Data tied to figure images:
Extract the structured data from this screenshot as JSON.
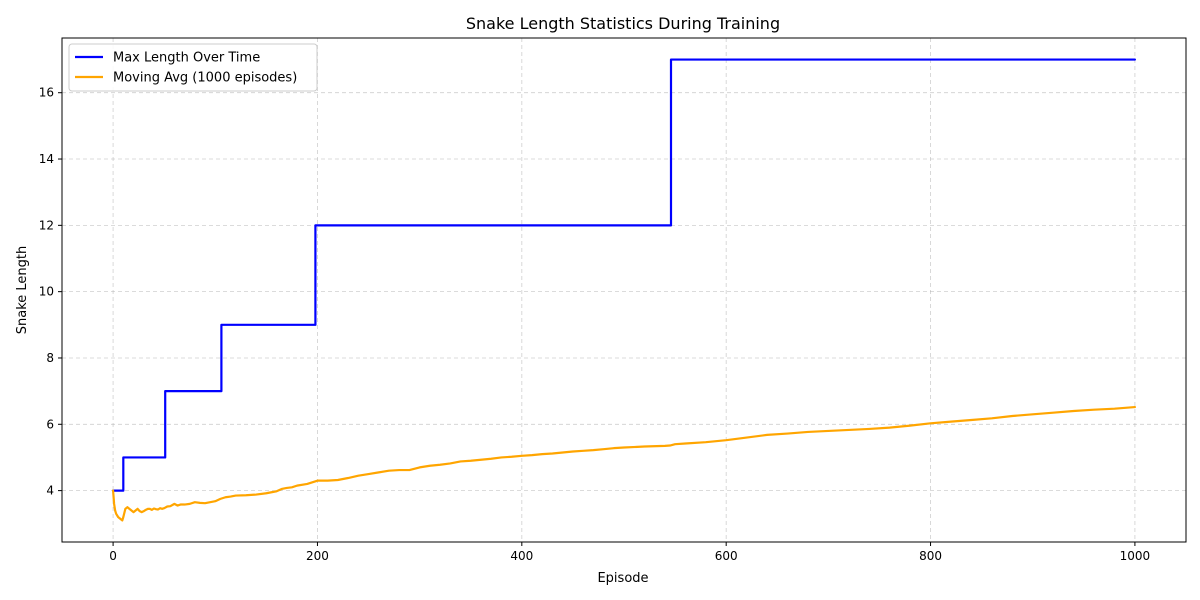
{
  "chart_data": {
    "type": "line",
    "title": "Snake Length Statistics During Training",
    "xlabel": "Episode",
    "ylabel": "Snake Length",
    "xlim": [
      -50,
      1050
    ],
    "ylim": [
      2.45,
      17.65
    ],
    "xticks": [
      0,
      200,
      400,
      600,
      800,
      1000
    ],
    "yticks": [
      4,
      6,
      8,
      10,
      12,
      14,
      16
    ],
    "grid": true,
    "legend_position": "top-left",
    "series": [
      {
        "name": "Max Length Over Time",
        "color": "#0000ff",
        "line_style": "step",
        "x": [
          0,
          10,
          10,
          51,
          51,
          106,
          106,
          198,
          198,
          546,
          546,
          1000
        ],
        "y": [
          4,
          4,
          5,
          5,
          7,
          7,
          9,
          9,
          12,
          12,
          17,
          17
        ]
      },
      {
        "name": "Moving Avg (1000 episodes)",
        "color": "#ffa500",
        "line_style": "line",
        "x": [
          0,
          1,
          2,
          3,
          5,
          7,
          9,
          10,
          12,
          14,
          16,
          18,
          20,
          22,
          24,
          26,
          28,
          30,
          32,
          34,
          36,
          38,
          40,
          42,
          44,
          46,
          48,
          50,
          53,
          56,
          60,
          63,
          66,
          70,
          75,
          80,
          85,
          90,
          95,
          100,
          105,
          110,
          115,
          120,
          130,
          140,
          150,
          155,
          160,
          165,
          170,
          175,
          180,
          190,
          200,
          210,
          220,
          230,
          240,
          250,
          260,
          270,
          280,
          290,
          300,
          310,
          320,
          330,
          340,
          350,
          360,
          370,
          380,
          390,
          400,
          410,
          420,
          430,
          440,
          450,
          460,
          470,
          480,
          490,
          500,
          520,
          540,
          545,
          550,
          560,
          580,
          600,
          620,
          640,
          660,
          680,
          700,
          720,
          740,
          760,
          780,
          800,
          820,
          840,
          860,
          880,
          900,
          920,
          940,
          960,
          980,
          1000
        ],
        "y": [
          4.0,
          3.6,
          3.4,
          3.3,
          3.2,
          3.15,
          3.1,
          3.2,
          3.45,
          3.5,
          3.45,
          3.4,
          3.35,
          3.4,
          3.45,
          3.38,
          3.35,
          3.38,
          3.42,
          3.45,
          3.45,
          3.42,
          3.46,
          3.44,
          3.43,
          3.47,
          3.45,
          3.47,
          3.52,
          3.53,
          3.6,
          3.55,
          3.58,
          3.58,
          3.6,
          3.65,
          3.63,
          3.62,
          3.65,
          3.68,
          3.75,
          3.8,
          3.82,
          3.85,
          3.86,
          3.88,
          3.92,
          3.95,
          3.98,
          4.05,
          4.08,
          4.1,
          4.15,
          4.2,
          4.3,
          4.3,
          4.32,
          4.38,
          4.45,
          4.5,
          4.55,
          4.6,
          4.62,
          4.62,
          4.7,
          4.75,
          4.78,
          4.82,
          4.88,
          4.9,
          4.93,
          4.96,
          5.0,
          5.02,
          5.05,
          5.07,
          5.1,
          5.12,
          5.15,
          5.18,
          5.2,
          5.22,
          5.25,
          5.28,
          5.3,
          5.33,
          5.35,
          5.36,
          5.4,
          5.42,
          5.46,
          5.52,
          5.6,
          5.68,
          5.72,
          5.77,
          5.8,
          5.83,
          5.86,
          5.9,
          5.96,
          6.03,
          6.08,
          6.13,
          6.18,
          6.25,
          6.3,
          6.35,
          6.4,
          6.44,
          6.47,
          6.52
        ]
      }
    ]
  }
}
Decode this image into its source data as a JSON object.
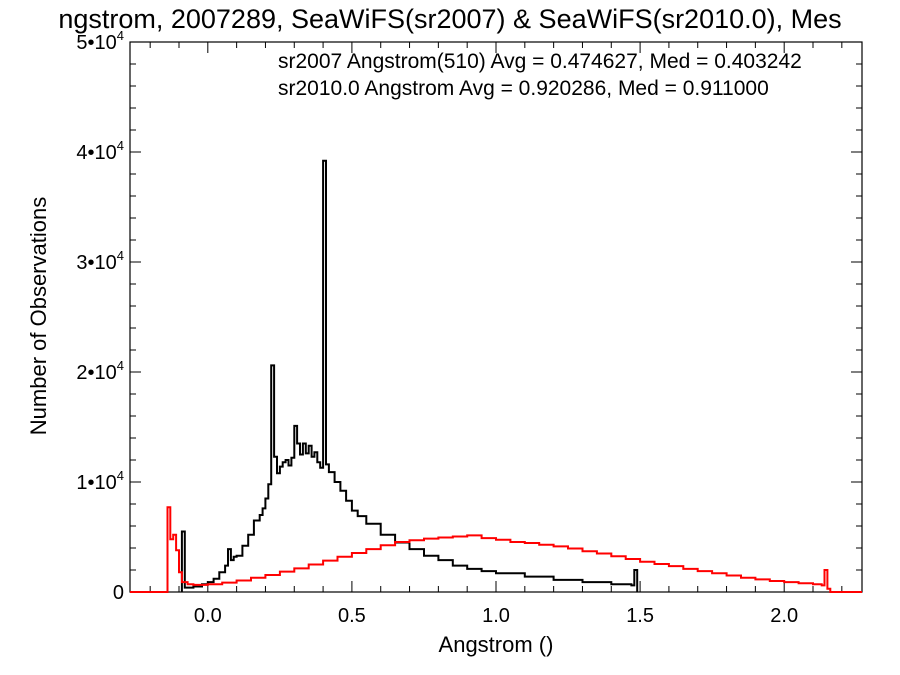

WHAT IS REQUIRED: From the data above, copy each line that holds "JSON".

CORRECT ANSWER:
Extract the structured data from this screenshot as JSON.
Decode this image into its source data as a JSON object.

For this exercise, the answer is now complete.